- **WHAT TO DO**
Below are entries. Pull out all lines containing "Attention".

Rows from a figure dataset:
┌────────

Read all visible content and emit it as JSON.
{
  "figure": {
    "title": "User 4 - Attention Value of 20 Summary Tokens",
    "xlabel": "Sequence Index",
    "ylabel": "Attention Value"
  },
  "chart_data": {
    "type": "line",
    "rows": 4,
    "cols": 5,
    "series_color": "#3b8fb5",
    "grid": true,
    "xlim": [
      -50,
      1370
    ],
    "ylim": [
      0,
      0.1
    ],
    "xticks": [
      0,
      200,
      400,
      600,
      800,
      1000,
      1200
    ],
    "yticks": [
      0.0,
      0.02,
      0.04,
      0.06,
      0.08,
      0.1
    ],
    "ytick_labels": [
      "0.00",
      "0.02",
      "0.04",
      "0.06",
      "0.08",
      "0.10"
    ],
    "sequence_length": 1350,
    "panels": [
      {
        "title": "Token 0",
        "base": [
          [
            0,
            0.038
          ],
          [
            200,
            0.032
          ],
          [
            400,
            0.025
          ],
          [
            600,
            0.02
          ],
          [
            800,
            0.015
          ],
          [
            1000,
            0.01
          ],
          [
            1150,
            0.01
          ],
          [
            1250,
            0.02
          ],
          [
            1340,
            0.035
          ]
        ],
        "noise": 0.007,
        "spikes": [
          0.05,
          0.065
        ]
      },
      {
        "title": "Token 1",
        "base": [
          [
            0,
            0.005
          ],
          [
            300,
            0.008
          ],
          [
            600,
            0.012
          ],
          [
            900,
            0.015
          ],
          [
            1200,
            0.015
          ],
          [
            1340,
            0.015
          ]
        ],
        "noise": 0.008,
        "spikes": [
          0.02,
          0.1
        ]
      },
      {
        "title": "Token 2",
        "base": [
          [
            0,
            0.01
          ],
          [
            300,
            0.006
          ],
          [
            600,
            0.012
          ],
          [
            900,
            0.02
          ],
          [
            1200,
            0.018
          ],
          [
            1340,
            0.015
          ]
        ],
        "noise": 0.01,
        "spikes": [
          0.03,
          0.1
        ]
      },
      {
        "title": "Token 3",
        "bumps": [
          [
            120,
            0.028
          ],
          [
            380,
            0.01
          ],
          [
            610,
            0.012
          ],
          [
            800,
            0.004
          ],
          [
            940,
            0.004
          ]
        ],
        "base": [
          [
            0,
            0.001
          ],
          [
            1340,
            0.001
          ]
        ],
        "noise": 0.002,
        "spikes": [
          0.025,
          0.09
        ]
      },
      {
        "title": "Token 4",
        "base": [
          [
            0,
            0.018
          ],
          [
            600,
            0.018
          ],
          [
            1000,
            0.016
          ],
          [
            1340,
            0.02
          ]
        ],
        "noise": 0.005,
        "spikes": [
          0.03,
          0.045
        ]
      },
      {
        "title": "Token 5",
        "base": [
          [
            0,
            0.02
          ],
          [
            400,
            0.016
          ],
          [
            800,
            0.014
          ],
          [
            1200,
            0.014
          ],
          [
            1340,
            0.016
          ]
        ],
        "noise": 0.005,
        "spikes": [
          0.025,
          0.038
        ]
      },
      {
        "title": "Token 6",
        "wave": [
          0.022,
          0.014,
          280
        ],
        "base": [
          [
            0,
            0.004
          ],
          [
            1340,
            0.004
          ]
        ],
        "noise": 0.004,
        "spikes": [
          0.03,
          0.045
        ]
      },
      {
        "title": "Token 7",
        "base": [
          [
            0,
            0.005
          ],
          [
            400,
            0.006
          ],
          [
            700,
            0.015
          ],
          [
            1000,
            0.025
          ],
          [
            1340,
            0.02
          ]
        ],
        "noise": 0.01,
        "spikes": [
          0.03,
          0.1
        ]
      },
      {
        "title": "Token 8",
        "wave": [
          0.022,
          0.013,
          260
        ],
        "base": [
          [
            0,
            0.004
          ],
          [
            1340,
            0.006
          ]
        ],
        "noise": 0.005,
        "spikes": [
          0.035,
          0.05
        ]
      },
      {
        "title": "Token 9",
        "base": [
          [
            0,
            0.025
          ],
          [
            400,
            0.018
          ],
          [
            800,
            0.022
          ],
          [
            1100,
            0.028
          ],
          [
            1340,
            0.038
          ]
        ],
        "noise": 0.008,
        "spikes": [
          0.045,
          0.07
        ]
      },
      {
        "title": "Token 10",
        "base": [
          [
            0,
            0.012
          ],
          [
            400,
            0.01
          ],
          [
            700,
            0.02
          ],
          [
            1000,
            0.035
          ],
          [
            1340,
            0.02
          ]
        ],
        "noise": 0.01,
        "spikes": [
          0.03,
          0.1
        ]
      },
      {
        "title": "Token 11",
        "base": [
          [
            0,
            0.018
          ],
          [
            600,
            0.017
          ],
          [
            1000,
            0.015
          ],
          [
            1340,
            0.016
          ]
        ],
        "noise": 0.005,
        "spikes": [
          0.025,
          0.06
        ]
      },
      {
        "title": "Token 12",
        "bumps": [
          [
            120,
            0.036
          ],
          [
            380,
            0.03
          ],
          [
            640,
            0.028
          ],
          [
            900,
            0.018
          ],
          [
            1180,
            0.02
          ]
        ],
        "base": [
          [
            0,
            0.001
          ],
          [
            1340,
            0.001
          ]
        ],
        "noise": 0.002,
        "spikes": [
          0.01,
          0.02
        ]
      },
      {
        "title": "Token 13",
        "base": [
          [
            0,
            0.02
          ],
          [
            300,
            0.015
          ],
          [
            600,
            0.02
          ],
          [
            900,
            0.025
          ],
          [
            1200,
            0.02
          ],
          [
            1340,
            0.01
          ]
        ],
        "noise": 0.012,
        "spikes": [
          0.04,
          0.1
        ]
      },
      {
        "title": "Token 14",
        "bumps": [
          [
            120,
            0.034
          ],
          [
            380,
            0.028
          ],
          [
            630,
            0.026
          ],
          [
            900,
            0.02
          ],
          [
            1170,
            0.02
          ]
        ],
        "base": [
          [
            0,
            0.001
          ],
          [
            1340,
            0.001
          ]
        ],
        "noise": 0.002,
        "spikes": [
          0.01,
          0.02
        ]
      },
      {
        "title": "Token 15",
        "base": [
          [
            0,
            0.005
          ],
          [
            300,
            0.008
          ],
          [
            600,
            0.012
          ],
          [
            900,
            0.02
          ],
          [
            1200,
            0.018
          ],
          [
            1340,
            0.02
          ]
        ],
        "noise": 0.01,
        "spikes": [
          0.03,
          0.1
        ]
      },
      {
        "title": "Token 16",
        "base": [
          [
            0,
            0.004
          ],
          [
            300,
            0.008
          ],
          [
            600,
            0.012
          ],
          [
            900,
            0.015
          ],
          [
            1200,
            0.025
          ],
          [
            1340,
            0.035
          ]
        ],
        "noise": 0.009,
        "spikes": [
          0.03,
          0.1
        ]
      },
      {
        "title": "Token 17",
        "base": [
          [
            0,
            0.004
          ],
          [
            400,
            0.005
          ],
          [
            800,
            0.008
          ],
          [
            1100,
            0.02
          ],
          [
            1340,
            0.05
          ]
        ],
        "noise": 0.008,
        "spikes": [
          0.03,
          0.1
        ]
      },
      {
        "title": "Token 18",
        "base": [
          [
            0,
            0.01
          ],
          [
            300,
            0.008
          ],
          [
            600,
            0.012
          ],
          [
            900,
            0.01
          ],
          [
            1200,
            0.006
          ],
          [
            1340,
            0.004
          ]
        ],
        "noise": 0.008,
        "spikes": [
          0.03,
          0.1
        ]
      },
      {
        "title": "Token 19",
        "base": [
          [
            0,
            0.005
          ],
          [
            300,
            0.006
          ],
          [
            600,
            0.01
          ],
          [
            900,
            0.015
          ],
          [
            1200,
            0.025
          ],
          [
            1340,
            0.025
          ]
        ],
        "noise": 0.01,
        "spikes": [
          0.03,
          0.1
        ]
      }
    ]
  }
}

└────────

- **WRITTEN SOLUTION**
    "title": "User 4 - Attention Value of 20 Summary Tokens",
    "ylabel": "Attention Value"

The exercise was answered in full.